MATERIAL PROVIDED
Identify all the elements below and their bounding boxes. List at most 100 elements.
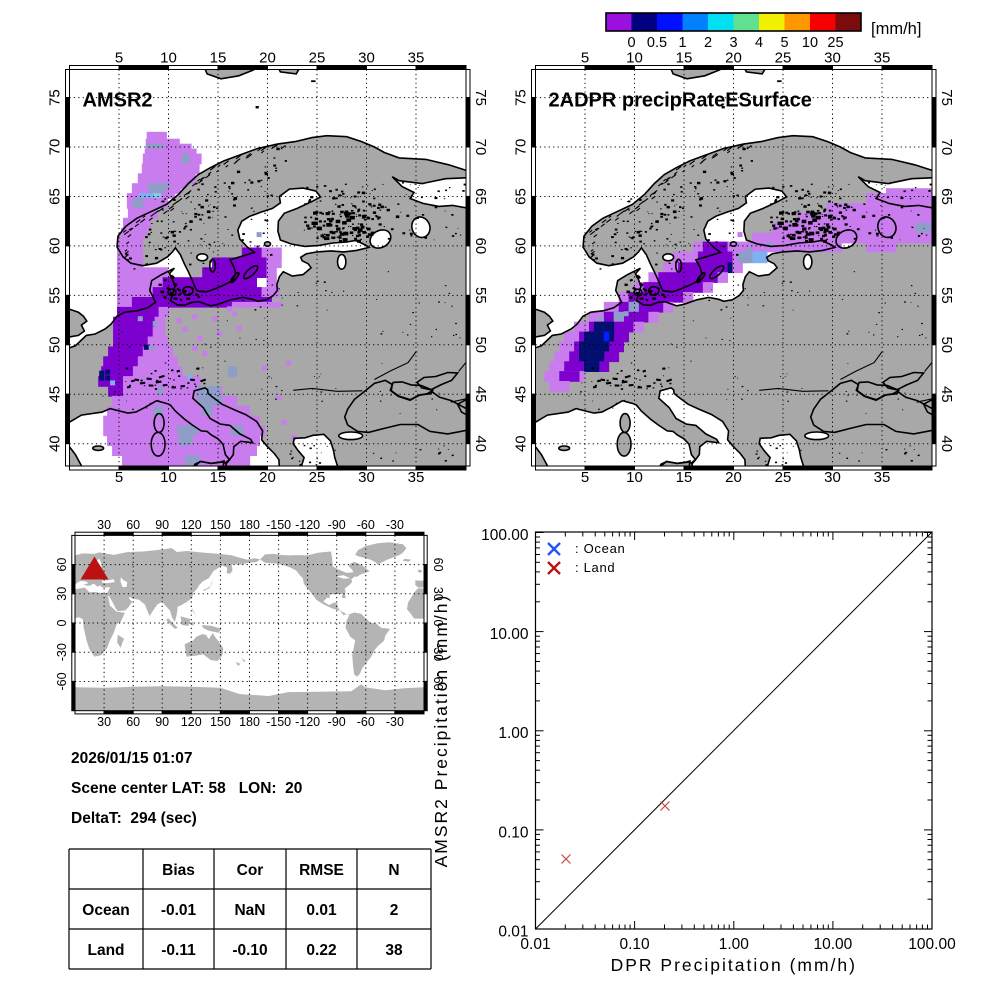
svg-text:75: 75 — [513, 89, 530, 106]
svg-text:75: 75 — [472, 89, 489, 106]
svg-text:-0.01: -0.01 — [161, 902, 197, 919]
svg-text:70: 70 — [513, 139, 530, 156]
svg-text:0.01: 0.01 — [520, 936, 550, 953]
svg-text:100.00: 100.00 — [908, 936, 956, 953]
svg-text:35: 35 — [874, 469, 891, 486]
svg-text:60: 60 — [126, 518, 140, 532]
svg-text:60: 60 — [126, 715, 140, 729]
svg-text:5: 5 — [780, 35, 788, 51]
svg-text:75: 75 — [47, 89, 64, 106]
svg-text:0.01: 0.01 — [498, 924, 528, 941]
svg-text:20: 20 — [259, 50, 276, 67]
svg-text:AMSR2: AMSR2 — [83, 90, 153, 112]
svg-text:50: 50 — [513, 336, 530, 353]
svg-text:55: 55 — [513, 287, 530, 304]
svg-text:10: 10 — [802, 35, 818, 51]
svg-text:-30: -30 — [55, 643, 69, 661]
svg-text:40: 40 — [472, 435, 489, 452]
svg-text:-30: -30 — [386, 715, 404, 729]
svg-text:Land: Land — [87, 942, 124, 959]
svg-text:-150: -150 — [266, 518, 291, 532]
svg-text:DPR Precipitation (mm/h): DPR Precipitation (mm/h) — [611, 955, 857, 975]
svg-text:35: 35 — [408, 469, 425, 486]
svg-text:2ADPR precipRateESurface: 2ADPR precipRateESurface — [549, 90, 812, 112]
svg-text:60: 60 — [47, 238, 64, 255]
svg-text:30: 30 — [431, 587, 445, 601]
svg-text:20: 20 — [725, 469, 742, 486]
svg-text:2026/01/15 01:07: 2026/01/15 01:07 — [71, 750, 193, 767]
svg-text:35: 35 — [408, 50, 425, 67]
svg-text:40: 40 — [513, 435, 530, 452]
svg-text:-90: -90 — [328, 715, 346, 729]
svg-text:30: 30 — [824, 50, 841, 67]
svg-text:60: 60 — [55, 558, 69, 572]
svg-text:55: 55 — [472, 287, 489, 304]
svg-text:180: 180 — [239, 518, 260, 532]
svg-text:50: 50 — [472, 336, 489, 353]
svg-text:[mm/h]: [mm/h] — [871, 20, 921, 38]
svg-text:1: 1 — [678, 35, 686, 51]
svg-text:20: 20 — [725, 50, 742, 67]
svg-text:150: 150 — [210, 518, 231, 532]
svg-text:15: 15 — [676, 50, 693, 67]
svg-text:45: 45 — [47, 386, 64, 403]
svg-text:25: 25 — [309, 469, 326, 486]
svg-text:-90: -90 — [328, 518, 346, 532]
svg-text:60: 60 — [938, 238, 955, 255]
svg-text:10.00: 10.00 — [814, 936, 853, 953]
svg-text:30: 30 — [97, 518, 111, 532]
svg-text:1.00: 1.00 — [498, 725, 529, 742]
svg-text:AMSR2 Precipitation (mm/h): AMSR2 Precipitation (mm/h) — [431, 594, 451, 868]
svg-text:4: 4 — [755, 35, 763, 51]
svg-text:5: 5 — [115, 469, 123, 486]
svg-text:120: 120 — [181, 518, 202, 532]
svg-text:75: 75 — [938, 89, 955, 106]
svg-text:25: 25 — [827, 35, 843, 51]
svg-text:-0.11: -0.11 — [161, 942, 196, 959]
svg-text:0.22: 0.22 — [306, 942, 336, 959]
svg-text:5: 5 — [581, 469, 589, 486]
svg-text:30: 30 — [55, 587, 69, 601]
svg-text:55: 55 — [47, 287, 64, 304]
svg-text:Scene center LAT: 58 LON: 2: Scene center LAT: 58 LON: 20 — [71, 780, 302, 797]
svg-text:30: 30 — [97, 715, 111, 729]
svg-text:65: 65 — [513, 188, 530, 205]
svg-text:55: 55 — [938, 287, 955, 304]
svg-text:180: 180 — [239, 715, 260, 729]
svg-text:RMSE: RMSE — [299, 862, 344, 879]
svg-text:15: 15 — [676, 469, 693, 486]
svg-text:NaN: NaN — [234, 902, 265, 919]
svg-text:15: 15 — [210, 50, 227, 67]
svg-text:-120: -120 — [295, 715, 320, 729]
svg-text:0: 0 — [431, 620, 445, 627]
svg-text:10: 10 — [160, 469, 177, 486]
svg-text:70: 70 — [472, 139, 489, 156]
svg-text:-150: -150 — [266, 715, 291, 729]
svg-text:100.00: 100.00 — [481, 527, 529, 544]
svg-text:0.10: 0.10 — [498, 824, 529, 841]
svg-text:30: 30 — [358, 469, 375, 486]
svg-text:30: 30 — [358, 50, 375, 67]
svg-text:65: 65 — [472, 188, 489, 205]
svg-text:90: 90 — [155, 715, 169, 729]
svg-text:40: 40 — [938, 435, 955, 452]
svg-text:N: N — [388, 862, 399, 879]
svg-text:70: 70 — [938, 139, 955, 156]
svg-text:50: 50 — [938, 336, 955, 353]
svg-text:35: 35 — [874, 50, 891, 67]
svg-text:120: 120 — [181, 715, 202, 729]
svg-text:-60: -60 — [55, 672, 69, 690]
svg-text:-30: -30 — [431, 643, 445, 661]
svg-text:Cor: Cor — [237, 862, 264, 879]
svg-text:Ocean: Ocean — [82, 902, 129, 919]
svg-text:3: 3 — [729, 35, 737, 51]
svg-text:45: 45 — [513, 386, 530, 403]
svg-text:Bias: Bias — [162, 862, 195, 879]
svg-text:70: 70 — [47, 139, 64, 156]
svg-text:2: 2 — [704, 35, 712, 51]
svg-text:60: 60 — [513, 238, 530, 255]
svg-text:5: 5 — [581, 50, 589, 67]
svg-text:15: 15 — [210, 469, 227, 486]
svg-text:20: 20 — [259, 469, 276, 486]
svg-text:: Ocean: : Ocean — [575, 541, 625, 556]
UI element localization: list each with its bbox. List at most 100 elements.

TASK BRIEF
Reproduce all of the data above, character for character, and omit the pictures.

EXERCISE SOLUTION
Identify all the elements below and their bounding boxes. List at most 100 elements.
svg-text:75: 75 — [513, 89, 530, 106]
svg-text:75: 75 — [472, 89, 489, 106]
svg-text:-0.01: -0.01 — [161, 902, 197, 919]
svg-text:70: 70 — [513, 139, 530, 156]
svg-text:0.01: 0.01 — [520, 936, 550, 953]
svg-text:100.00: 100.00 — [908, 936, 956, 953]
svg-text:35: 35 — [874, 469, 891, 486]
svg-text:60: 60 — [126, 518, 140, 532]
svg-text:60: 60 — [126, 715, 140, 729]
svg-text:5: 5 — [780, 35, 788, 51]
svg-text:75: 75 — [47, 89, 64, 106]
svg-text:0.01: 0.01 — [498, 924, 528, 941]
svg-text:20: 20 — [259, 50, 276, 67]
svg-text:AMSR2: AMSR2 — [83, 90, 153, 112]
svg-text:50: 50 — [513, 336, 530, 353]
svg-text:55: 55 — [513, 287, 530, 304]
svg-text:10: 10 — [802, 35, 818, 51]
svg-text:-30: -30 — [55, 643, 69, 661]
svg-text:40: 40 — [472, 435, 489, 452]
svg-text:-30: -30 — [386, 715, 404, 729]
svg-text:Land: Land — [87, 942, 124, 959]
svg-text:-150: -150 — [266, 518, 291, 532]
svg-text:DPR Precipitation (mm/h): DPR Precipitation (mm/h) — [611, 955, 857, 975]
svg-text:35: 35 — [408, 469, 425, 486]
svg-text:2ADPR precipRateESurface: 2ADPR precipRateESurface — [549, 90, 812, 112]
svg-text:60: 60 — [47, 238, 64, 255]
svg-text:30: 30 — [431, 587, 445, 601]
svg-text:20: 20 — [725, 469, 742, 486]
svg-text:2026/01/15 01:07: 2026/01/15 01:07 — [71, 750, 193, 767]
svg-text:35: 35 — [408, 50, 425, 67]
svg-text:40: 40 — [513, 435, 530, 452]
svg-text:-90: -90 — [328, 715, 346, 729]
svg-text:30: 30 — [824, 50, 841, 67]
svg-text:60: 60 — [55, 558, 69, 572]
svg-text:55: 55 — [472, 287, 489, 304]
svg-text:180: 180 — [239, 518, 260, 532]
svg-text:50: 50 — [472, 336, 489, 353]
svg-text:[mm/h]: [mm/h] — [871, 20, 921, 38]
svg-text:1: 1 — [678, 35, 686, 51]
svg-text:20: 20 — [725, 50, 742, 67]
svg-text:150: 150 — [210, 518, 231, 532]
svg-text:15: 15 — [676, 50, 693, 67]
svg-text:45: 45 — [47, 386, 64, 403]
svg-text:25: 25 — [309, 469, 326, 486]
svg-text:-90: -90 — [328, 518, 346, 532]
svg-text:60: 60 — [938, 238, 955, 255]
svg-text:10.00: 10.00 — [814, 936, 853, 953]
svg-text:30: 30 — [97, 518, 111, 532]
svg-text:1.00: 1.00 — [498, 725, 529, 742]
svg-text:AMSR2 Precipitation (mm/h): AMSR2 Precipitation (mm/h) — [431, 594, 451, 868]
svg-text:4: 4 — [755, 35, 763, 51]
svg-text:5: 5 — [115, 469, 123, 486]
svg-text:120: 120 — [181, 518, 202, 532]
svg-text:75: 75 — [938, 89, 955, 106]
svg-text:25: 25 — [827, 35, 843, 51]
svg-text:-0.11: -0.11 — [161, 942, 196, 959]
svg-text:0.22: 0.22 — [306, 942, 336, 959]
svg-text:5: 5 — [581, 469, 589, 486]
svg-text:30: 30 — [55, 587, 69, 601]
svg-text:55: 55 — [47, 287, 64, 304]
svg-text:Scene center LAT: 58 LON: 2: Scene center LAT: 58 LON: 20 — [71, 780, 302, 797]
svg-text:30: 30 — [97, 715, 111, 729]
svg-text:65: 65 — [513, 188, 530, 205]
svg-text:55: 55 — [938, 287, 955, 304]
svg-text:180: 180 — [239, 715, 260, 729]
svg-text:RMSE: RMSE — [299, 862, 344, 879]
svg-text:15: 15 — [676, 469, 693, 486]
svg-text:NaN: NaN — [234, 902, 265, 919]
svg-text:15: 15 — [210, 50, 227, 67]
svg-text:-120: -120 — [295, 715, 320, 729]
svg-text:0: 0 — [431, 620, 445, 627]
svg-text:10: 10 — [160, 469, 177, 486]
svg-text:70: 70 — [472, 139, 489, 156]
svg-text:-150: -150 — [266, 715, 291, 729]
svg-text:100.00: 100.00 — [481, 527, 529, 544]
svg-text:0.10: 0.10 — [498, 824, 529, 841]
svg-text:30: 30 — [358, 469, 375, 486]
svg-text:30: 30 — [358, 50, 375, 67]
svg-text:65: 65 — [472, 188, 489, 205]
svg-text:90: 90 — [155, 715, 169, 729]
svg-text:40: 40 — [938, 435, 955, 452]
svg-text:N: N — [388, 862, 399, 879]
svg-text:70: 70 — [938, 139, 955, 156]
svg-text:50: 50 — [938, 336, 955, 353]
svg-text:35: 35 — [874, 50, 891, 67]
svg-text:120: 120 — [181, 715, 202, 729]
svg-text:-60: -60 — [55, 672, 69, 690]
svg-text:-30: -30 — [431, 643, 445, 661]
svg-text:Cor: Cor — [237, 862, 264, 879]
svg-text:Ocean: Ocean — [82, 902, 129, 919]
svg-text:3: 3 — [729, 35, 737, 51]
svg-text:45: 45 — [513, 386, 530, 403]
svg-text:Bias: Bias — [162, 862, 195, 879]
svg-text:70: 70 — [47, 139, 64, 156]
svg-text:2: 2 — [704, 35, 712, 51]
svg-text:60: 60 — [513, 238, 530, 255]
svg-text:5: 5 — [581, 50, 589, 67]
svg-text:15: 15 — [210, 469, 227, 486]
svg-text:20: 20 — [259, 469, 276, 486]
svg-text:: Ocean: : Ocean — [575, 541, 625, 556]
UI element localization: list each with its bbox. List at most 100 elements.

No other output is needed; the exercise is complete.